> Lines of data
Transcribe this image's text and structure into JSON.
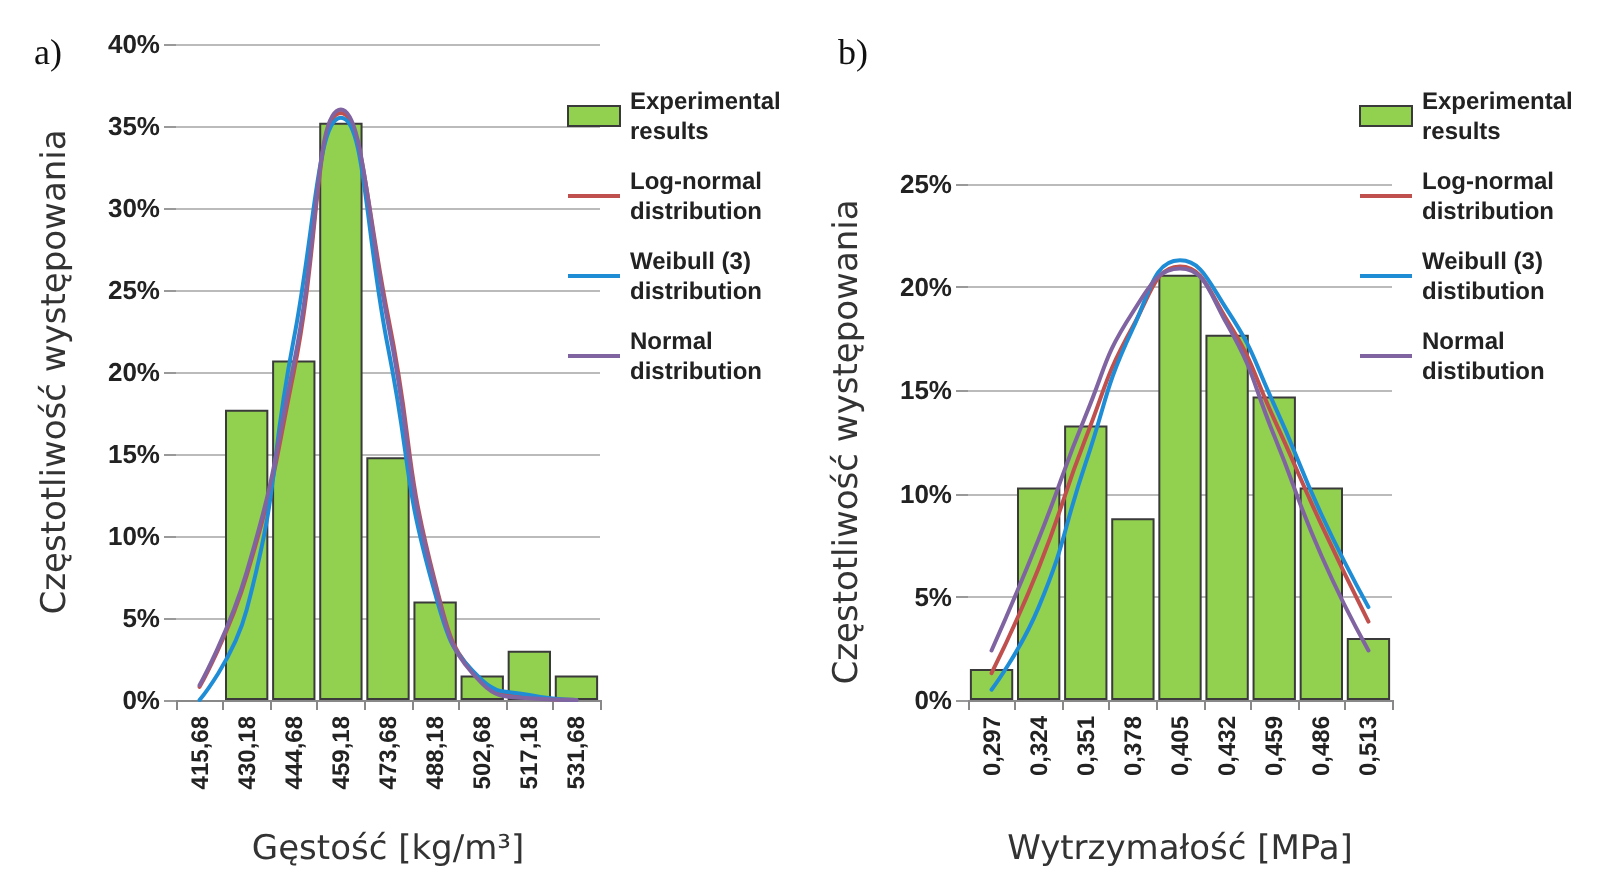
{
  "chart_data": [
    {
      "type": "bar",
      "title": "a)",
      "xlabel": "Gęstość [kg/m³]",
      "ylabel": "Częstotliwość występowania",
      "categories": [
        "415,68",
        "430,18",
        "444,68",
        "459,18",
        "473,68",
        "488,18",
        "502,68",
        "517,18",
        "531,68"
      ],
      "series": [
        {
          "name": "Experimental results",
          "color": "#92d050",
          "values": [
            null,
            17.7,
            20.7,
            35.2,
            14.8,
            6.0,
            1.5,
            3.0,
            1.5
          ]
        },
        {
          "name": "Log-normal distribution",
          "type": "line",
          "color": "#c0504d",
          "values": [
            0.8,
            7.6,
            20.0,
            35.8,
            23.4,
            7.2,
            1.1,
            0.2,
            0
          ]
        },
        {
          "name": "Weibull (3) distribution",
          "type": "line",
          "color": "#1f8dd6",
          "values": [
            0,
            5.5,
            22.0,
            35.5,
            21.5,
            6.5,
            1.2,
            0.3,
            0
          ]
        },
        {
          "name": "Normal distribution",
          "type": "line",
          "color": "#8064a2",
          "values": [
            0.9,
            7.8,
            20.5,
            36.0,
            23.0,
            7.0,
            1.0,
            0.1,
            0
          ]
        }
      ],
      "ylim": [
        0,
        40
      ],
      "yticks": [
        {
          "value": 0,
          "label": "0%"
        },
        {
          "value": 5,
          "label": "5%"
        },
        {
          "value": 10,
          "label": "10%"
        },
        {
          "value": 15,
          "label": "15%"
        },
        {
          "value": 20,
          "label": "20%"
        },
        {
          "value": 25,
          "label": "25%"
        },
        {
          "value": 30,
          "label": "30%"
        },
        {
          "value": 35,
          "label": "35%"
        },
        {
          "value": 40,
          "label": "40%"
        }
      ],
      "grid": "y",
      "legend": "top right",
      "marker": "none"
    },
    {
      "type": "bar",
      "title": "b)",
      "xlabel": "Wytrzymałość [MPa]",
      "ylabel": "Częstotliwość występowania",
      "categories": [
        "0,297",
        "0,324",
        "0,351",
        "0,378",
        "0,405",
        "0,432",
        "0,459",
        "0,486",
        "0,513"
      ],
      "series": [
        {
          "name": "Experimental results",
          "color": "#92d050",
          "values": [
            1.5,
            10.3,
            13.3,
            8.8,
            20.6,
            17.7,
            14.7,
            10.3,
            3.0
          ]
        },
        {
          "name": "Log-normal distribution",
          "type": "line",
          "color": "#c0504d",
          "values": [
            1.3,
            6.4,
            12.7,
            18.1,
            21.0,
            18.4,
            13.6,
            8.5,
            3.8
          ]
        },
        {
          "name": "Weibull (3) distibution",
          "type": "line",
          "color": "#1f8dd6",
          "values": [
            0.5,
            4.5,
            11.5,
            18.0,
            21.3,
            18.9,
            14.3,
            9.0,
            4.5
          ]
        },
        {
          "name": "Normal distibution",
          "type": "line",
          "color": "#8064a2",
          "values": [
            2.4,
            7.8,
            13.8,
            18.8,
            20.9,
            18.2,
            12.8,
            7.0,
            2.4
          ]
        }
      ],
      "ylim": [
        0,
        25
      ],
      "yticks": [
        {
          "value": 0,
          "label": "0%"
        },
        {
          "value": 5,
          "label": "5%"
        },
        {
          "value": 10,
          "label": "10%"
        },
        {
          "value": 15,
          "label": "15%"
        },
        {
          "value": 20,
          "label": "20%"
        },
        {
          "value": 25,
          "label": "25%"
        }
      ],
      "grid": "y",
      "legend": "top right",
      "marker": "none"
    }
  ]
}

> WHAT THE TASK ASKS
Reproduce the data word for word, excluding its pictures.

> EXPECTED ANSWER
Transcribe this image's text and structure into JSON.
{
  "chart_data": [
    {
      "type": "bar",
      "title": "a)",
      "xlabel": "Gęstość [kg/m³]",
      "ylabel": "Częstotliwość występowania",
      "categories": [
        "415,68",
        "430,18",
        "444,68",
        "459,18",
        "473,68",
        "488,18",
        "502,68",
        "517,18",
        "531,68"
      ],
      "series": [
        {
          "name": "Experimental results",
          "color": "#92d050",
          "values": [
            null,
            17.7,
            20.7,
            35.2,
            14.8,
            6.0,
            1.5,
            3.0,
            1.5
          ]
        },
        {
          "name": "Log-normal distribution",
          "type": "line",
          "color": "#c0504d",
          "values": [
            0.8,
            7.6,
            20.0,
            35.8,
            23.4,
            7.2,
            1.1,
            0.2,
            0
          ]
        },
        {
          "name": "Weibull (3) distribution",
          "type": "line",
          "color": "#1f8dd6",
          "values": [
            0,
            5.5,
            22.0,
            35.5,
            21.5,
            6.5,
            1.2,
            0.3,
            0
          ]
        },
        {
          "name": "Normal distribution",
          "type": "line",
          "color": "#8064a2",
          "values": [
            0.9,
            7.8,
            20.5,
            36.0,
            23.0,
            7.0,
            1.0,
            0.1,
            0
          ]
        }
      ],
      "ylim": [
        0,
        40
      ],
      "yticks": [
        {
          "value": 0,
          "label": "0%"
        },
        {
          "value": 5,
          "label": "5%"
        },
        {
          "value": 10,
          "label": "10%"
        },
        {
          "value": 15,
          "label": "15%"
        },
        {
          "value": 20,
          "label": "20%"
        },
        {
          "value": 25,
          "label": "25%"
        },
        {
          "value": 30,
          "label": "30%"
        },
        {
          "value": 35,
          "label": "35%"
        },
        {
          "value": 40,
          "label": "40%"
        }
      ],
      "grid": "y",
      "legend": "top right",
      "marker": "none"
    },
    {
      "type": "bar",
      "title": "b)",
      "xlabel": "Wytrzymałość [MPa]",
      "ylabel": "Częstotliwość występowania",
      "categories": [
        "0,297",
        "0,324",
        "0,351",
        "0,378",
        "0,405",
        "0,432",
        "0,459",
        "0,486",
        "0,513"
      ],
      "series": [
        {
          "name": "Experimental results",
          "color": "#92d050",
          "values": [
            1.5,
            10.3,
            13.3,
            8.8,
            20.6,
            17.7,
            14.7,
            10.3,
            3.0
          ]
        },
        {
          "name": "Log-normal distribution",
          "type": "line",
          "color": "#c0504d",
          "values": [
            1.3,
            6.4,
            12.7,
            18.1,
            21.0,
            18.4,
            13.6,
            8.5,
            3.8
          ]
        },
        {
          "name": "Weibull (3) distibution",
          "type": "line",
          "color": "#1f8dd6",
          "values": [
            0.5,
            4.5,
            11.5,
            18.0,
            21.3,
            18.9,
            14.3,
            9.0,
            4.5
          ]
        },
        {
          "name": "Normal distibution",
          "type": "line",
          "color": "#8064a2",
          "values": [
            2.4,
            7.8,
            13.8,
            18.8,
            20.9,
            18.2,
            12.8,
            7.0,
            2.4
          ]
        }
      ],
      "ylim": [
        0,
        25
      ],
      "yticks": [
        {
          "value": 0,
          "label": "0%"
        },
        {
          "value": 5,
          "label": "5%"
        },
        {
          "value": 10,
          "label": "10%"
        },
        {
          "value": 15,
          "label": "15%"
        },
        {
          "value": 20,
          "label": "20%"
        },
        {
          "value": 25,
          "label": "25%"
        }
      ],
      "grid": "y",
      "legend": "top right",
      "marker": "none"
    }
  ]
}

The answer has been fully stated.